## Written instruction
Below is a listing; write it out exactly and drop any images from it.

## Listing
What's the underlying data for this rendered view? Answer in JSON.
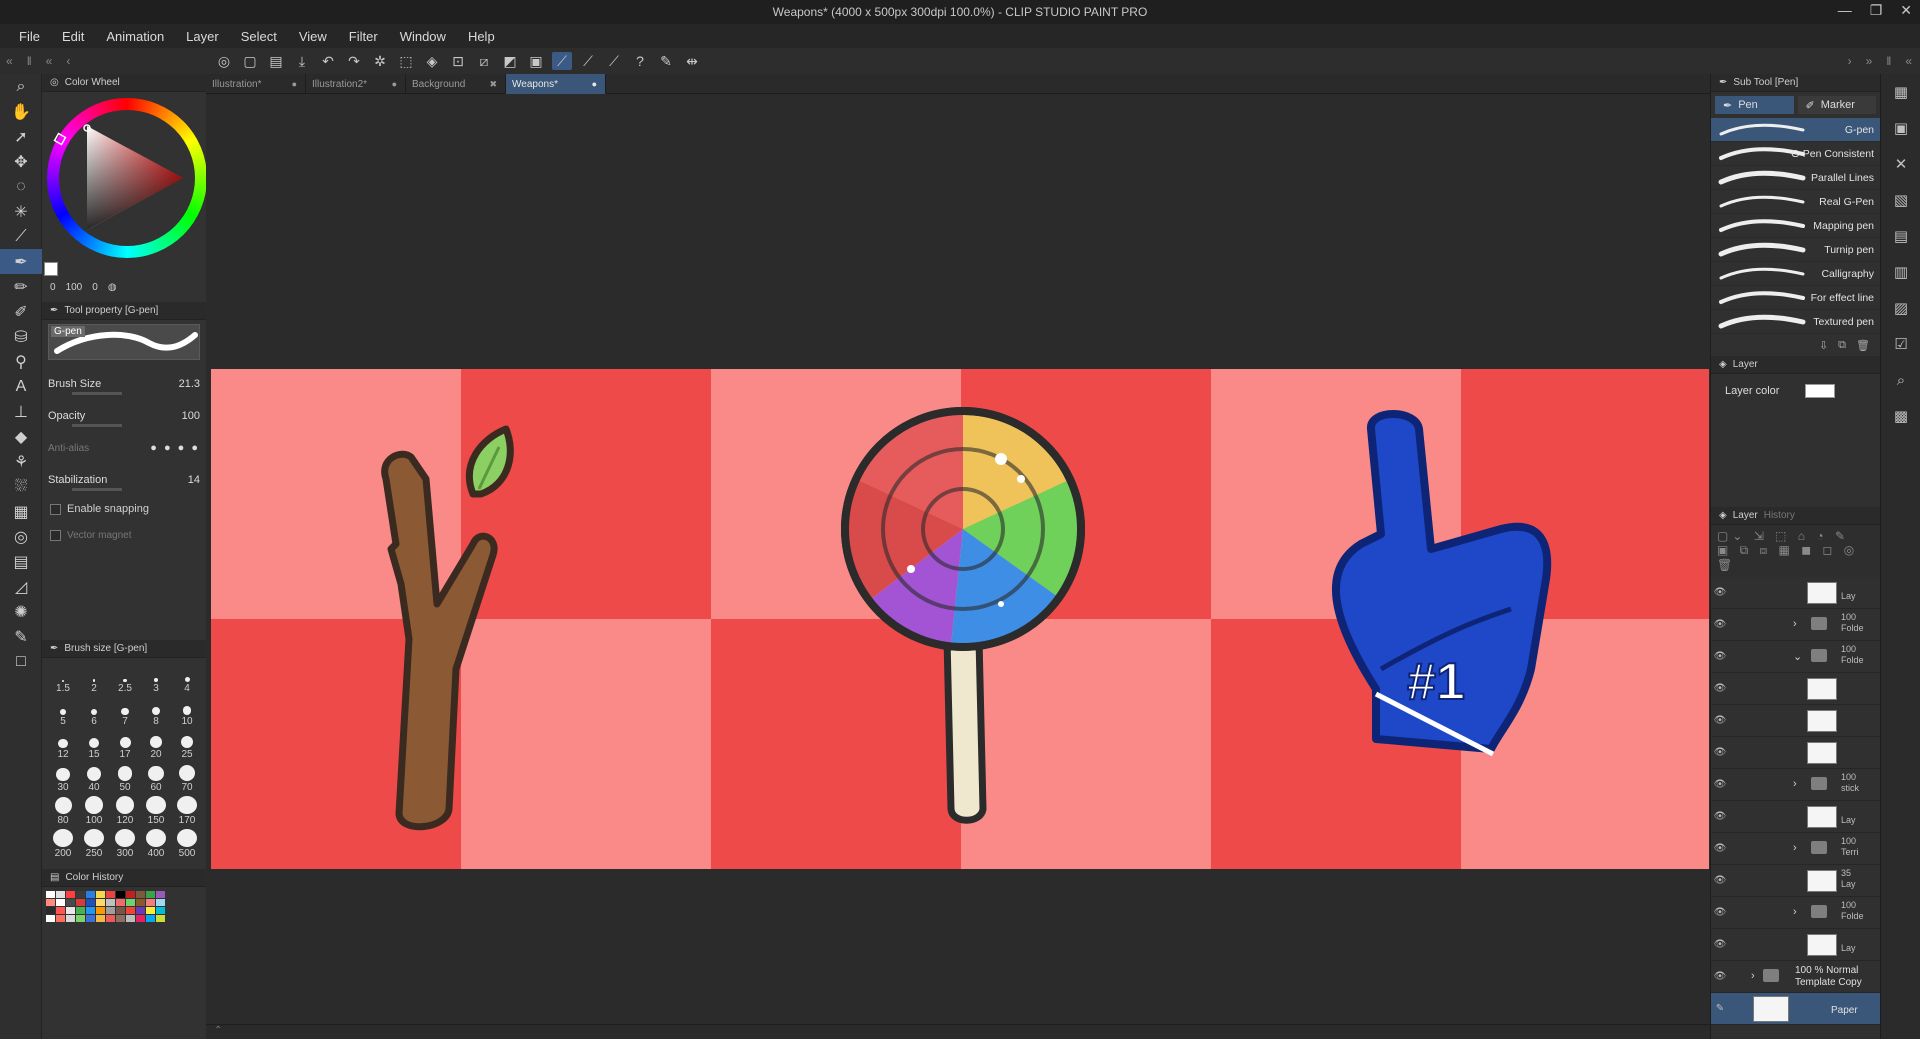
{
  "window": {
    "title": "Weapons* (4000 x 500px 300dpi 100.0%) - CLIP STUDIO PAINT PRO",
    "controls": [
      "—",
      "❐",
      "✕"
    ]
  },
  "menu": [
    "File",
    "Edit",
    "Animation",
    "Layer",
    "Select",
    "View",
    "Filter",
    "Window",
    "Help"
  ],
  "tabs": [
    {
      "label": "Illustration*",
      "close": "●"
    },
    {
      "label": "Illustration2*",
      "close": "●"
    },
    {
      "label": "Background",
      "close": "✖"
    },
    {
      "label": "Weapons*",
      "close": "●"
    }
  ],
  "color_wheel": {
    "title": "Color Wheel",
    "values": [
      "0",
      "100",
      "0"
    ]
  },
  "tool_property": {
    "title": "Tool property [G-pen]",
    "brush_tag": "G-pen",
    "brush_size_label": "Brush Size",
    "brush_size_value": "21.3",
    "opacity_label": "Opacity",
    "opacity_value": "100",
    "antialias_label": "Anti-alias",
    "stabilization_label": "Stabilization",
    "stabilization_value": "14",
    "snapping_label": "Enable snapping",
    "vector_magnet_label": "Vector magnet"
  },
  "brush_size_panel": {
    "title": "Brush size [G-pen]",
    "sizes": [
      "1.5",
      "2",
      "2.5",
      "3",
      "4",
      "5",
      "6",
      "7",
      "8",
      "10",
      "12",
      "15",
      "17",
      "20",
      "25",
      "30",
      "40",
      "50",
      "60",
      "70",
      "80",
      "100",
      "120",
      "150",
      "170",
      "200",
      "250",
      "300",
      "400",
      "500"
    ]
  },
  "color_history": {
    "title": "Color History",
    "colors": [
      "#ffffff",
      "#e0e0e0",
      "#ff4040",
      "#3a3a3a",
      "#2a7de1",
      "#f6d64a",
      "#e94242",
      "#000000",
      "#c02020",
      "#7d5a3c",
      "#3aa34a",
      "#9b59b6",
      "#ff8a80",
      "#ffffff",
      "#4a4a4a",
      "#d63b3b",
      "#1e4fbf",
      "#ffd966",
      "#c0c0c0",
      "#ef6c6c",
      "#6fd16f",
      "#8b5a2b",
      "#f08080",
      "#a0d8ef",
      "#2b2b2b",
      "#ff5555",
      "#e8e8e8",
      "#4caf50",
      "#2196f3",
      "#ff9800",
      "#9e9e9e",
      "#795548",
      "#f44336",
      "#673ab7",
      "#ffeb3b",
      "#00bcd4",
      "#ffffff",
      "#ff6f61",
      "#d9d9d9",
      "#7bd36b",
      "#3b6fd9",
      "#f4b942",
      "#ee5a5a",
      "#8d6e63",
      "#bdbdbd",
      "#e91e63",
      "#03a9f4",
      "#cddc39"
    ]
  },
  "sub_tool": {
    "title": "Sub Tool [Pen]",
    "groups": [
      "Pen",
      "Marker"
    ],
    "brushes": [
      "G-pen",
      "G-Pen Consistent",
      "Parallel Lines",
      "Real G-Pen",
      "Mapping pen",
      "Turnip pen",
      "Calligraphy",
      "For effect line",
      "Textured pen"
    ]
  },
  "layer_property": {
    "tab": "Layer",
    "layer_color_label": "Layer color"
  },
  "layer_panel": {
    "tabs": [
      "Layer",
      "History"
    ],
    "rows": [
      {
        "type": "layer",
        "meta1": "",
        "meta2": "Lay"
      },
      {
        "type": "folder",
        "meta1": "100",
        "meta2": "Folde"
      },
      {
        "type": "folder-open",
        "meta1": "100",
        "meta2": "Folde"
      },
      {
        "type": "layer",
        "meta1": "",
        "meta2": ""
      },
      {
        "type": "layer",
        "meta1": "",
        "meta2": ""
      },
      {
        "type": "layer",
        "meta1": "",
        "meta2": ""
      },
      {
        "type": "folder",
        "meta1": "100",
        "meta2": "stick"
      },
      {
        "type": "layer",
        "meta1": "",
        "meta2": "Lay"
      },
      {
        "type": "folder",
        "meta1": "100",
        "meta2": "Terri"
      },
      {
        "type": "layer",
        "meta1": "35",
        "meta2": "Lay"
      },
      {
        "type": "folder",
        "meta1": "100",
        "meta2": "Folde"
      },
      {
        "type": "layer",
        "meta1": "",
        "meta2": "Lay"
      }
    ],
    "template_meta1": "100 % Normal",
    "template_meta2": "Template Copy",
    "paper_label": "Paper"
  },
  "colors": {
    "accent": "#3a5679",
    "board_light": "#fa8a87",
    "board_dark": "#ef4a4a",
    "foam_blue": "#1f48c8"
  },
  "artwork": {
    "foam_finger_text": "#1"
  }
}
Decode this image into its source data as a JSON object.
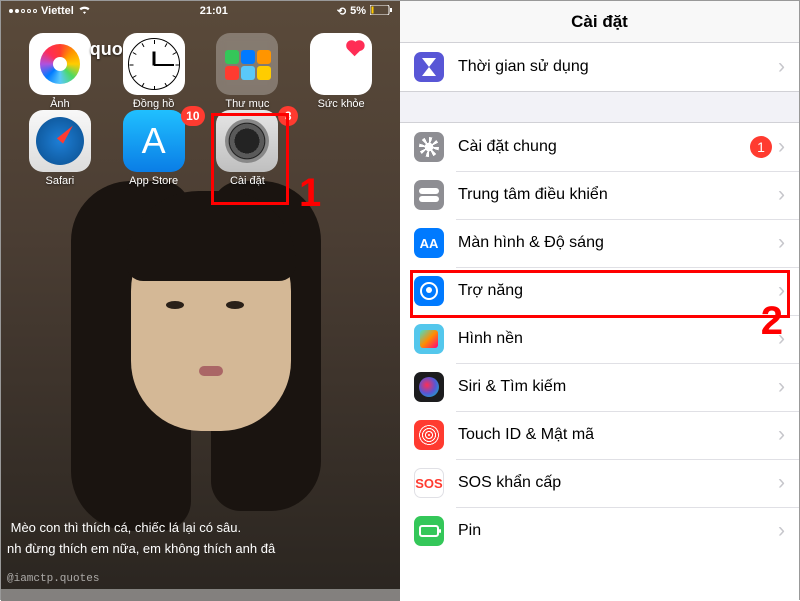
{
  "left": {
    "statusbar": {
      "carrier": "Viettel",
      "time": "21:01",
      "battery": "5%"
    },
    "overlay_text": "quo",
    "apps_row1": [
      {
        "label": "Ảnh"
      },
      {
        "label": "Đồng hồ"
      },
      {
        "label": "Thư mục"
      },
      {
        "label": "Sức khỏe"
      }
    ],
    "apps_row2": [
      {
        "label": "Safari"
      },
      {
        "label": "App Store",
        "badge": "10"
      },
      {
        "label": "Cài đặt",
        "badge": "3"
      }
    ],
    "annot1": "1",
    "caption_line1": " Mèo con thì thích cá, chiếc lá lại có sâu.",
    "caption_line2": "nh đừng thích em nữa, em không thích anh đâ",
    "watermark": "@iamctp.quotes"
  },
  "right": {
    "title": "Cài đặt",
    "screen_time": {
      "label": "Thời gian sử dụng"
    },
    "rows": [
      {
        "label": "Cài đặt chung",
        "badge": "1"
      },
      {
        "label": "Trung tâm điều khiển"
      },
      {
        "label": "Màn hình & Độ sáng"
      },
      {
        "label": "Trợ năng"
      },
      {
        "label": "Hình nền"
      },
      {
        "label": "Siri & Tìm kiếm"
      },
      {
        "label": "Touch ID & Mật mã"
      },
      {
        "label": "SOS khẩn cấp"
      },
      {
        "label": "Pin"
      }
    ],
    "annot2": "2",
    "disp_AA": "AA",
    "sos_txt": "SOS"
  }
}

## The reply
What's the underlying data for this rendered view? Answer in JSON.
{
  "window": {
    "title": "Weapons* (4000 x 500px 300dpi 100.0%) - CLIP STUDIO PAINT PRO",
    "controls": [
      "—",
      "❐",
      "✕"
    ]
  },
  "menu": [
    "File",
    "Edit",
    "Animation",
    "Layer",
    "Select",
    "View",
    "Filter",
    "Window",
    "Help"
  ],
  "tabs": [
    {
      "label": "Illustration*",
      "close": "●"
    },
    {
      "label": "Illustration2*",
      "close": "●"
    },
    {
      "label": "Background",
      "close": "✖"
    },
    {
      "label": "Weapons*",
      "close": "●"
    }
  ],
  "color_wheel": {
    "title": "Color Wheel",
    "values": [
      "0",
      "100",
      "0"
    ]
  },
  "tool_property": {
    "title": "Tool property [G-pen]",
    "brush_tag": "G-pen",
    "brush_size_label": "Brush Size",
    "brush_size_value": "21.3",
    "opacity_label": "Opacity",
    "opacity_value": "100",
    "antialias_label": "Anti-alias",
    "stabilization_label": "Stabilization",
    "stabilization_value": "14",
    "snapping_label": "Enable snapping",
    "vector_magnet_label": "Vector magnet"
  },
  "brush_size_panel": {
    "title": "Brush size [G-pen]",
    "sizes": [
      "1.5",
      "2",
      "2.5",
      "3",
      "4",
      "5",
      "6",
      "7",
      "8",
      "10",
      "12",
      "15",
      "17",
      "20",
      "25",
      "30",
      "40",
      "50",
      "60",
      "70",
      "80",
      "100",
      "120",
      "150",
      "170",
      "200",
      "250",
      "300",
      "400",
      "500"
    ]
  },
  "color_history": {
    "title": "Color History",
    "colors": [
      "#ffffff",
      "#e0e0e0",
      "#ff4040",
      "#3a3a3a",
      "#2a7de1",
      "#f6d64a",
      "#e94242",
      "#000000",
      "#c02020",
      "#7d5a3c",
      "#3aa34a",
      "#9b59b6",
      "#ff8a80",
      "#ffffff",
      "#4a4a4a",
      "#d63b3b",
      "#1e4fbf",
      "#ffd966",
      "#c0c0c0",
      "#ef6c6c",
      "#6fd16f",
      "#8b5a2b",
      "#f08080",
      "#a0d8ef",
      "#2b2b2b",
      "#ff5555",
      "#e8e8e8",
      "#4caf50",
      "#2196f3",
      "#ff9800",
      "#9e9e9e",
      "#795548",
      "#f44336",
      "#673ab7",
      "#ffeb3b",
      "#00bcd4",
      "#ffffff",
      "#ff6f61",
      "#d9d9d9",
      "#7bd36b",
      "#3b6fd9",
      "#f4b942",
      "#ee5a5a",
      "#8d6e63",
      "#bdbdbd",
      "#e91e63",
      "#03a9f4",
      "#cddc39"
    ]
  },
  "sub_tool": {
    "title": "Sub Tool [Pen]",
    "groups": [
      "Pen",
      "Marker"
    ],
    "brushes": [
      "G-pen",
      "G-Pen Consistent",
      "Parallel Lines",
      "Real G-Pen",
      "Mapping pen",
      "Turnip pen",
      "Calligraphy",
      "For effect line",
      "Textured pen"
    ]
  },
  "layer_property": {
    "tab": "Layer",
    "layer_color_label": "Layer color"
  },
  "layer_panel": {
    "tabs": [
      "Layer",
      "History"
    ],
    "rows": [
      {
        "type": "layer",
        "meta1": "",
        "meta2": "Lay"
      },
      {
        "type": "folder",
        "meta1": "100",
        "meta2": "Folde"
      },
      {
        "type": "folder-open",
        "meta1": "100",
        "meta2": "Folde"
      },
      {
        "type": "layer",
        "meta1": "",
        "meta2": ""
      },
      {
        "type": "layer",
        "meta1": "",
        "meta2": ""
      },
      {
        "type": "layer",
        "meta1": "",
        "meta2": ""
      },
      {
        "type": "folder",
        "meta1": "100",
        "meta2": "stick"
      },
      {
        "type": "layer",
        "meta1": "",
        "meta2": "Lay"
      },
      {
        "type": "folder",
        "meta1": "100",
        "meta2": "Terri"
      },
      {
        "type": "layer",
        "meta1": "35",
        "meta2": "Lay"
      },
      {
        "type": "folder",
        "meta1": "100",
        "meta2": "Folde"
      },
      {
        "type": "layer",
        "meta1": "",
        "meta2": "Lay"
      }
    ],
    "template_meta1": "100 % Normal",
    "template_meta2": "Template Copy",
    "paper_label": "Paper"
  },
  "colors": {
    "accent": "#3a5679",
    "board_light": "#fa8a87",
    "board_dark": "#ef4a4a",
    "foam_blue": "#1f48c8"
  },
  "artwork": {
    "foam_finger_text": "#1"
  }
}
Decode this image into its source data as a JSON object.
{
  "left": {
    "statusbar": {
      "carrier": "Viettel",
      "time": "21:01",
      "battery": "5%"
    },
    "overlay_text": "quo",
    "apps_row1": [
      {
        "label": "Ảnh"
      },
      {
        "label": "Đồng hồ"
      },
      {
        "label": "Thư mục"
      },
      {
        "label": "Sức khỏe"
      }
    ],
    "apps_row2": [
      {
        "label": "Safari"
      },
      {
        "label": "App Store",
        "badge": "10"
      },
      {
        "label": "Cài đặt",
        "badge": "3"
      }
    ],
    "annot1": "1",
    "caption_line1": " Mèo con thì thích cá, chiếc lá lại có sâu.",
    "caption_line2": "nh đừng thích em nữa, em không thích anh đâ",
    "watermark": "@iamctp.quotes"
  },
  "right": {
    "title": "Cài đặt",
    "screen_time": {
      "label": "Thời gian sử dụng"
    },
    "rows": [
      {
        "label": "Cài đặt chung",
        "badge": "1"
      },
      {
        "label": "Trung tâm điều khiển"
      },
      {
        "label": "Màn hình & Độ sáng"
      },
      {
        "label": "Trợ năng"
      },
      {
        "label": "Hình nền"
      },
      {
        "label": "Siri & Tìm kiếm"
      },
      {
        "label": "Touch ID & Mật mã"
      },
      {
        "label": "SOS khẩn cấp"
      },
      {
        "label": "Pin"
      }
    ],
    "annot2": "2",
    "disp_AA": "AA",
    "sos_txt": "SOS"
  }
}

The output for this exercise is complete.